** Stated problem **
Take every line where the string "ylabel" appears and copy it.
===== Dataset records
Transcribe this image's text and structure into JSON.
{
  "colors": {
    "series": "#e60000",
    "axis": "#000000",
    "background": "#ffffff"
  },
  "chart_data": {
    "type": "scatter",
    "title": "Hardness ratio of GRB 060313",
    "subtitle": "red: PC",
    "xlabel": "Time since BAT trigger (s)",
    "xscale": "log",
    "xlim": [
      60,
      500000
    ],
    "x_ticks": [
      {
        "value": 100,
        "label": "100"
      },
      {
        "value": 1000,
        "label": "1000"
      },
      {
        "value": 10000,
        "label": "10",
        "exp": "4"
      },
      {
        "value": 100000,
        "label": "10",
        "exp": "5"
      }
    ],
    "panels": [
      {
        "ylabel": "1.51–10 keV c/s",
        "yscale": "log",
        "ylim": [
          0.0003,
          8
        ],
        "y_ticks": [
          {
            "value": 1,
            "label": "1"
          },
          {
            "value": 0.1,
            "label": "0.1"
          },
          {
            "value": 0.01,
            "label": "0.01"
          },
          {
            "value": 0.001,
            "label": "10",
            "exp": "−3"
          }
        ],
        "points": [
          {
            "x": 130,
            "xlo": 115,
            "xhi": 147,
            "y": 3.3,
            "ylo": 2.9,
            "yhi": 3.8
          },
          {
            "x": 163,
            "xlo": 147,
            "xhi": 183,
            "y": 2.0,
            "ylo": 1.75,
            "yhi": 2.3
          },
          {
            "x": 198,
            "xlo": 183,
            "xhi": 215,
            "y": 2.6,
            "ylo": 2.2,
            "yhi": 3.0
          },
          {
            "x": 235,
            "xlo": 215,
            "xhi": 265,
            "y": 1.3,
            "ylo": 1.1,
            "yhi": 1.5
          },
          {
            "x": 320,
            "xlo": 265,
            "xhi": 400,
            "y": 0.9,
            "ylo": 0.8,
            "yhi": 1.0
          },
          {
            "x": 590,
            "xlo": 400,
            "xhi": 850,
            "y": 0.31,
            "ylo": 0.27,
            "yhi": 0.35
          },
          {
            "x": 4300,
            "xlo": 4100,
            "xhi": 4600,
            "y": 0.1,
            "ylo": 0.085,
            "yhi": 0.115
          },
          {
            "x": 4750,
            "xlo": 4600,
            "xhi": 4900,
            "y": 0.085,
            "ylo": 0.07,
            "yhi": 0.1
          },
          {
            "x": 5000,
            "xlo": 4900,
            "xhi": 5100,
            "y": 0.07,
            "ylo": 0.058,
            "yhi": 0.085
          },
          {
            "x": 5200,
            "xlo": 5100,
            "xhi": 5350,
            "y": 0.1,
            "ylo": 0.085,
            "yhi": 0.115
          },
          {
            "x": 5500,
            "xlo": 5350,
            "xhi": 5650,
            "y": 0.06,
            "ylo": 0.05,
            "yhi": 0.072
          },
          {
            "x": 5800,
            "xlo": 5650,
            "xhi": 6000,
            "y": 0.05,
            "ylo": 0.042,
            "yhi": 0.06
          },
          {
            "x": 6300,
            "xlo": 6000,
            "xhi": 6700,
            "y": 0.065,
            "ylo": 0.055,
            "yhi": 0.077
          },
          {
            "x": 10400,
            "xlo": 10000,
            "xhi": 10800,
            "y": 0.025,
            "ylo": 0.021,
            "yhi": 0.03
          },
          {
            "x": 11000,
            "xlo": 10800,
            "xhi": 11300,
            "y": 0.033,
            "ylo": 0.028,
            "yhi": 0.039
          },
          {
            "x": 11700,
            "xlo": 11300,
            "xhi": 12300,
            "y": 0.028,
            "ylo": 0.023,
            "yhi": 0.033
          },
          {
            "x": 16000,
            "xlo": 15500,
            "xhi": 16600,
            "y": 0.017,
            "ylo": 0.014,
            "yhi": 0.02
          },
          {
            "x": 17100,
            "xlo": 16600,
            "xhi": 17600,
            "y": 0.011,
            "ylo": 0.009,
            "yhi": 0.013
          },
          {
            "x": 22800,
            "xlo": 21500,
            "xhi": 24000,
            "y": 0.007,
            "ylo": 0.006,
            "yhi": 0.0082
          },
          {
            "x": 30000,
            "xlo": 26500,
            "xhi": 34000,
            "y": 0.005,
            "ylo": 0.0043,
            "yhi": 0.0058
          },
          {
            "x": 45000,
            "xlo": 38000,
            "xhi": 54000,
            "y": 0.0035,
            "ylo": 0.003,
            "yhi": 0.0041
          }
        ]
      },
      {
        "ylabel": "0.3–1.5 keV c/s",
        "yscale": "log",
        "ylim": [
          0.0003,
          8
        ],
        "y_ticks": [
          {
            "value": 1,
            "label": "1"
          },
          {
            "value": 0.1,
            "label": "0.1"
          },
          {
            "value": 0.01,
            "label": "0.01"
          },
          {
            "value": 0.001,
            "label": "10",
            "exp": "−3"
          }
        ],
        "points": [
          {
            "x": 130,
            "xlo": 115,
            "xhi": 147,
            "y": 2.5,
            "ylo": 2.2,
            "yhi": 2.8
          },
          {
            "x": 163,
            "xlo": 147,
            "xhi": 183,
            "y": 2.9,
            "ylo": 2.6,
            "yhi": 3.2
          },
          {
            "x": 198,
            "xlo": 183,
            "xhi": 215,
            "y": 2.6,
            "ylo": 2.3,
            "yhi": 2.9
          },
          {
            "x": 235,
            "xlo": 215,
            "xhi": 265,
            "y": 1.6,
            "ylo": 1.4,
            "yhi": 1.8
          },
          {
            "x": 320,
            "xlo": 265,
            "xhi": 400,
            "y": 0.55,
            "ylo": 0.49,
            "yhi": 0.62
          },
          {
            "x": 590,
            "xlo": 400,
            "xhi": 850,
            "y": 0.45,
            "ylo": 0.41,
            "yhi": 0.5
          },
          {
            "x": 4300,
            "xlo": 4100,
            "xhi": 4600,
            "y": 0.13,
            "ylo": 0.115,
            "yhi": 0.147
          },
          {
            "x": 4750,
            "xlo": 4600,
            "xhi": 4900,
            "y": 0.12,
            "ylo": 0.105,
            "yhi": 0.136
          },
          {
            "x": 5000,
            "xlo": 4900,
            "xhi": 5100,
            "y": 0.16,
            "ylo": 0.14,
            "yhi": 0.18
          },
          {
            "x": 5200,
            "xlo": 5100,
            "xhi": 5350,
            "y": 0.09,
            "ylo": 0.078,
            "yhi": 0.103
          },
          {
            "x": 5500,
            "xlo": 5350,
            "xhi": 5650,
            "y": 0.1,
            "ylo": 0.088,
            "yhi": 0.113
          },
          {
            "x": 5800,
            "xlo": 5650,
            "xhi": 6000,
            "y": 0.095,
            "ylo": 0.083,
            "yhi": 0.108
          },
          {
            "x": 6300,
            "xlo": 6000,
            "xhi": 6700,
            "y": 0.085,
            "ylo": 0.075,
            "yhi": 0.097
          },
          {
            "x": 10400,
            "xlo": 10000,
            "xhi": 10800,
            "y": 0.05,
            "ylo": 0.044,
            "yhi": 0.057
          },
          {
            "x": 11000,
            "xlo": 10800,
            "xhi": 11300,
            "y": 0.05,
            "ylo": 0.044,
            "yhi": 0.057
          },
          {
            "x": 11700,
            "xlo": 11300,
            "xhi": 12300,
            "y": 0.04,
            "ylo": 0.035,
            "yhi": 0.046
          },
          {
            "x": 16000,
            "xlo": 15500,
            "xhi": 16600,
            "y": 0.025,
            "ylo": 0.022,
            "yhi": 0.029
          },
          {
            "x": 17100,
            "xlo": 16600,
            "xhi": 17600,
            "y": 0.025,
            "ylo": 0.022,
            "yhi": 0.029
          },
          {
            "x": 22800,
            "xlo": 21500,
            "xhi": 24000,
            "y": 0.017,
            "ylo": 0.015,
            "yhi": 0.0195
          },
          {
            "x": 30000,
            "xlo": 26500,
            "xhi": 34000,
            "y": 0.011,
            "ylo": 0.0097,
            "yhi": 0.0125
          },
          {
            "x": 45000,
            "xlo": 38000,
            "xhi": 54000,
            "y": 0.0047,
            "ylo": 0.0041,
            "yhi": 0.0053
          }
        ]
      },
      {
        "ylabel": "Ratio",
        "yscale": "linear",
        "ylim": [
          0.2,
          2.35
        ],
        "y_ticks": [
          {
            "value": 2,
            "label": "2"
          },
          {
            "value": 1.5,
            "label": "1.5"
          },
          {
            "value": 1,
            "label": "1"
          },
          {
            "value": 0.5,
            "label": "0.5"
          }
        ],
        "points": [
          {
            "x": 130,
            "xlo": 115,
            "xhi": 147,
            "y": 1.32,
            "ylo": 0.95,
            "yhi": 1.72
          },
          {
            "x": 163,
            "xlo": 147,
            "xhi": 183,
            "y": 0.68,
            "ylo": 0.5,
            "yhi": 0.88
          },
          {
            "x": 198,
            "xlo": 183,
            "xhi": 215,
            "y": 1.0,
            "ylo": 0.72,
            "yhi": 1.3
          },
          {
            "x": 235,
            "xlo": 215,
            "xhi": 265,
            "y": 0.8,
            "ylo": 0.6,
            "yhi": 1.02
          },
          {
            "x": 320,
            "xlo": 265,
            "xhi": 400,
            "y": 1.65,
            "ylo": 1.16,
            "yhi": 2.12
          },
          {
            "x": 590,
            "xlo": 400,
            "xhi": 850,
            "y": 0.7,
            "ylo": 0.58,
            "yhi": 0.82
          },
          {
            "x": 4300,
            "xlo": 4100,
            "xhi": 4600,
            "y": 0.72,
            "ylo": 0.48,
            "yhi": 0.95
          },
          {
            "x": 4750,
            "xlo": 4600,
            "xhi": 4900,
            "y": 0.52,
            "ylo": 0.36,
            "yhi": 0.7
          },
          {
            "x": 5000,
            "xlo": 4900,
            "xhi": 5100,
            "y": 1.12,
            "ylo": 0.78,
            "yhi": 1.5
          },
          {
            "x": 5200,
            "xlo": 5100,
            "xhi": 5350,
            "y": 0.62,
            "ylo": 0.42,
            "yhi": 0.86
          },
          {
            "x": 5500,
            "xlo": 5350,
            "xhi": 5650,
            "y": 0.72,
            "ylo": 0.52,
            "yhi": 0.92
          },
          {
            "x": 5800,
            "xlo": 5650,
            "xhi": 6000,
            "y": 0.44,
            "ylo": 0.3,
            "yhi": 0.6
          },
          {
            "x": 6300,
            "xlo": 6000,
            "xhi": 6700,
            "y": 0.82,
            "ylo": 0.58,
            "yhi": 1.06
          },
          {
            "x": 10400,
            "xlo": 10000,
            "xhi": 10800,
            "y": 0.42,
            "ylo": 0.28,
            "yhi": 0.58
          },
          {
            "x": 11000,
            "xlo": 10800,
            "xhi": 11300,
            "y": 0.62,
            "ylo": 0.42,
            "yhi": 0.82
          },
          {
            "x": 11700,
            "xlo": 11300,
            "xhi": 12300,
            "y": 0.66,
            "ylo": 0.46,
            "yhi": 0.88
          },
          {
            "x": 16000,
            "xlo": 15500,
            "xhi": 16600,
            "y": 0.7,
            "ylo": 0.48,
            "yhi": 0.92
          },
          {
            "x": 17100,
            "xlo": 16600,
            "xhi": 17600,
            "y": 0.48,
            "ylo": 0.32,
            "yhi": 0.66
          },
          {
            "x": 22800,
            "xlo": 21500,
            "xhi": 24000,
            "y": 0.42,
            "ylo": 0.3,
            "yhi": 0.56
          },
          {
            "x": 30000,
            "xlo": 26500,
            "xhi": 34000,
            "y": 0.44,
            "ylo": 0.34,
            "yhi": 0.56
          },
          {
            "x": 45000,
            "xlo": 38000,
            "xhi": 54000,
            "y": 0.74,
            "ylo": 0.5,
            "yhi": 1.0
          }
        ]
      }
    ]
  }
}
==========
** Answer to this problem **
        "ylabel": "1.51–10 keV c/s",
        "ylabel": "0.3–1.5 keV c/s",
        "ylabel": "Ratio",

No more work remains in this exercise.